WHAT IS EXPECTED:
Where a line contains the word "text", copy that line.

______

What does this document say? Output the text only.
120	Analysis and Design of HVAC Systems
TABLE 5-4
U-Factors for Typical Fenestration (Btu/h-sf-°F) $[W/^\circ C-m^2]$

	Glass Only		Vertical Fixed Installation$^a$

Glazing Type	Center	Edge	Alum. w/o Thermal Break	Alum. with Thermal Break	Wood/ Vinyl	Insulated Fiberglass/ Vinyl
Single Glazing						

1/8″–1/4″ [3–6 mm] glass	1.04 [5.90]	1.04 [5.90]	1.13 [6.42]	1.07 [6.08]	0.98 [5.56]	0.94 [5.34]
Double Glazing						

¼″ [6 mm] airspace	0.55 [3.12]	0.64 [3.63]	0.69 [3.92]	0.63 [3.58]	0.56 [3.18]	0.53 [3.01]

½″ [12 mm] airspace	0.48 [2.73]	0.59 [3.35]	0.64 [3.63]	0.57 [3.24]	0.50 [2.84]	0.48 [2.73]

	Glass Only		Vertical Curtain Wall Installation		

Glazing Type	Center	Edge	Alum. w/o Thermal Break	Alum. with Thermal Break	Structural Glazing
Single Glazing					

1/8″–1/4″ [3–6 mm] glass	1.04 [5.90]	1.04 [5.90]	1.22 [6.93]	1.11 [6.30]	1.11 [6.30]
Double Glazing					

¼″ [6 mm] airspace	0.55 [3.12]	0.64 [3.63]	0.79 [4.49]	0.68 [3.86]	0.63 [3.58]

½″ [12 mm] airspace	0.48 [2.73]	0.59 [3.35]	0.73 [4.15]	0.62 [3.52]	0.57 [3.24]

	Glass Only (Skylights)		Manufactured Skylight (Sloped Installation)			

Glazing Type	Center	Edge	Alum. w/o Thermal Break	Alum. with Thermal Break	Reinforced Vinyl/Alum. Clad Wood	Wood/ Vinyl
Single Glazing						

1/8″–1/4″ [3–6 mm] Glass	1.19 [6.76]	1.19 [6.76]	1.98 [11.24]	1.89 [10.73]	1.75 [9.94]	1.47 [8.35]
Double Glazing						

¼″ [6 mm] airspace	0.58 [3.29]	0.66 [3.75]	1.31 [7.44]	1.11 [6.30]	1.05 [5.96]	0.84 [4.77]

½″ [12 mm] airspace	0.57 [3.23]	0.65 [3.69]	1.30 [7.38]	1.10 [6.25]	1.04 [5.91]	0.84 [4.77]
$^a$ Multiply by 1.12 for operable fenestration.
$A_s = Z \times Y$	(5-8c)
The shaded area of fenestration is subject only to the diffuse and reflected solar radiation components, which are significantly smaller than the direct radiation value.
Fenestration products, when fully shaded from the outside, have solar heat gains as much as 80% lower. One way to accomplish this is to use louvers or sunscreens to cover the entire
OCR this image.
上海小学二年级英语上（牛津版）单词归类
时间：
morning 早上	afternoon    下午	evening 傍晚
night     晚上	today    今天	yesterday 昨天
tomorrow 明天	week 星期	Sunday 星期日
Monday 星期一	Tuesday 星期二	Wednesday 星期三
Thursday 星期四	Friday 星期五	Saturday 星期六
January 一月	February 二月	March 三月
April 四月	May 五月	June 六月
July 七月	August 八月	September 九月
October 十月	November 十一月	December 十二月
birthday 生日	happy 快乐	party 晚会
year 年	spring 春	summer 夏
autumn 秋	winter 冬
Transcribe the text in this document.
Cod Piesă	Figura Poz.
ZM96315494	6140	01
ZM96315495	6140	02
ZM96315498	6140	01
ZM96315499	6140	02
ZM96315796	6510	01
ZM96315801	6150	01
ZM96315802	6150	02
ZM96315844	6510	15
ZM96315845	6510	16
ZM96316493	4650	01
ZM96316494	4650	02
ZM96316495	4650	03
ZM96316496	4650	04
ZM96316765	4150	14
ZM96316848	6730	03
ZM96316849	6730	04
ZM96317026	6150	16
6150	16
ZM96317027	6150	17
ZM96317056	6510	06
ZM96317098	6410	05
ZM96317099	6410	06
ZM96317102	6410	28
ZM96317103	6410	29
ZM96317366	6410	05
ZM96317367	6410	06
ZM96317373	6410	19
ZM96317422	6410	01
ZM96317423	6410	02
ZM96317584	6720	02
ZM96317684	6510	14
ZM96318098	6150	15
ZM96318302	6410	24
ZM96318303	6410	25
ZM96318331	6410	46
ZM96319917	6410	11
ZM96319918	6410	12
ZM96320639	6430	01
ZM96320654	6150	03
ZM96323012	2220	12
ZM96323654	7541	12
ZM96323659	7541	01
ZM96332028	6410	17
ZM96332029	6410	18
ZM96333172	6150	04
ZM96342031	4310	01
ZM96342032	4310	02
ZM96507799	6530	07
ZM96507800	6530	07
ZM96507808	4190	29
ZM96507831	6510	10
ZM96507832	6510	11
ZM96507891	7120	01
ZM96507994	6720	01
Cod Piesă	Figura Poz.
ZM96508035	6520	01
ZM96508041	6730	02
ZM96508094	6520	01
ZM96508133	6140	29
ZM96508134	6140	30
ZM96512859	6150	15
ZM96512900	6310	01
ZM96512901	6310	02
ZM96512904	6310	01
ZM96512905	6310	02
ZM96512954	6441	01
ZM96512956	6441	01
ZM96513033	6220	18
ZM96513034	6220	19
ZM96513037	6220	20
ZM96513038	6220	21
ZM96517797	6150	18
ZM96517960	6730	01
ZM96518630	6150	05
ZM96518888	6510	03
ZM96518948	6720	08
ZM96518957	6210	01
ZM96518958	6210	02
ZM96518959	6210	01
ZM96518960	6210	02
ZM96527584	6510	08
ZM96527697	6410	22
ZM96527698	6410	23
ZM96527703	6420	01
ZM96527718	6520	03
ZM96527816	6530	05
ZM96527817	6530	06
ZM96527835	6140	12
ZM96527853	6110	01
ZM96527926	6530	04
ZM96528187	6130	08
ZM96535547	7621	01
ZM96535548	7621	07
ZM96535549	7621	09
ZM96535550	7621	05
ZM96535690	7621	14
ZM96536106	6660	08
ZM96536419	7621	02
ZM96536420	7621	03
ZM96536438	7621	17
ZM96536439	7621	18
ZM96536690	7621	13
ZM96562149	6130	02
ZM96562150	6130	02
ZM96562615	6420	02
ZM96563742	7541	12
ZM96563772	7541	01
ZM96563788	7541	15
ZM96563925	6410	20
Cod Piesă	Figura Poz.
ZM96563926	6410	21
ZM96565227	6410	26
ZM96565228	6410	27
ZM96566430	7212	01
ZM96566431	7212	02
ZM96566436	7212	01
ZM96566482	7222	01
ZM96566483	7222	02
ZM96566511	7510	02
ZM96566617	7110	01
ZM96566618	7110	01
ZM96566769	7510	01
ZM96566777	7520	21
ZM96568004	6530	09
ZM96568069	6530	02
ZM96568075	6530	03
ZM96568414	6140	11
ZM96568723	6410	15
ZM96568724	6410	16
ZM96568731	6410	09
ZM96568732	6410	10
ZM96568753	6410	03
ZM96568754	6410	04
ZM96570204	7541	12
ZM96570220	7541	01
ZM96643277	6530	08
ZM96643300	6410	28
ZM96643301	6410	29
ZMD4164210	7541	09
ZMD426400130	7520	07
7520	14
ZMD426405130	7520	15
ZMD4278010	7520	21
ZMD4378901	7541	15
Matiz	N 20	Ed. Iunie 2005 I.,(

______

IN RESPONSE:
What does this document say? Output the text only.
Transcribe the text in this document.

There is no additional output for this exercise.